● REQUIRED WORK: Your response should contain every record below, copied exactly.

[SUPPLIED INFORMATION]

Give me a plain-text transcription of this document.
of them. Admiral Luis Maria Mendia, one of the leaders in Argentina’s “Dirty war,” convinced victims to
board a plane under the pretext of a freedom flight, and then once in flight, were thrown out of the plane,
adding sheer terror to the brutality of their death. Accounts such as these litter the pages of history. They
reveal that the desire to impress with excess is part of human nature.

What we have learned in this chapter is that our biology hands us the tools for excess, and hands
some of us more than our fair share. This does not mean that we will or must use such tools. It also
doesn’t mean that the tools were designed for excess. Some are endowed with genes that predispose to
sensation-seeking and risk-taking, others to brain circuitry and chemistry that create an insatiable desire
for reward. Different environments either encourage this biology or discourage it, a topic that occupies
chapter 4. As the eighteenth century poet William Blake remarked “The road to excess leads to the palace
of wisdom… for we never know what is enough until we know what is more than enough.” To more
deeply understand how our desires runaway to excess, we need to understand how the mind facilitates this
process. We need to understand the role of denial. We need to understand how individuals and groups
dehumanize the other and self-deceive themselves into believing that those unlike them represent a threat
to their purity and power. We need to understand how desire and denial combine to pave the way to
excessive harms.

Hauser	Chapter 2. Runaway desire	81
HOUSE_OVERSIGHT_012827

[/SUPPLIED INFORMATION]

● WRITTEN RESPONSE:
Give me a plain-text transcription of this document.
of them. Admiral Luis Maria Mendia, one of the leaders in Argentina’s “Dirty war,” convinced victims to
board a plane under the pretext of a freedom flight, and then once in flight, were thrown out of the plane,
adding sheer terror to the brutality of their death. Accounts such as these litter the pages of history. They
reveal that the desire to impress with excess is part of human nature.

What we have learned in this chapter is that our biology hands us the tools for excess, and hands
some of us more than our fair share. This does not mean that we will or must use such tools. It also
doesn’t mean that the tools were designed for excess. Some are endowed with genes that predispose to
sensation-seeking and risk-taking, others to brain circuitry and chemistry that create an insatiable desire
for reward. Different environments either encourage this biology or discourage it, a topic that occupies
chapter 4. As the eighteenth century poet William Blake remarked “The road to excess leads to the palace
of wisdom… for we never know what is enough until we know what is more than enough.” To more
deeply understand how our desires runaway to excess, we need to understand how the mind facilitates this
process. We need to understand the role of denial. We need to understand how individuals and groups
dehumanize the other and self-deceive themselves into believing that those unlike them represent a threat
to their purity and power. We need to understand how desire and denial combine to pave the way to
excessive harms.

Hauser	Chapter 2. Runaway desire	81
HOUSE_OVERSIGHT_012827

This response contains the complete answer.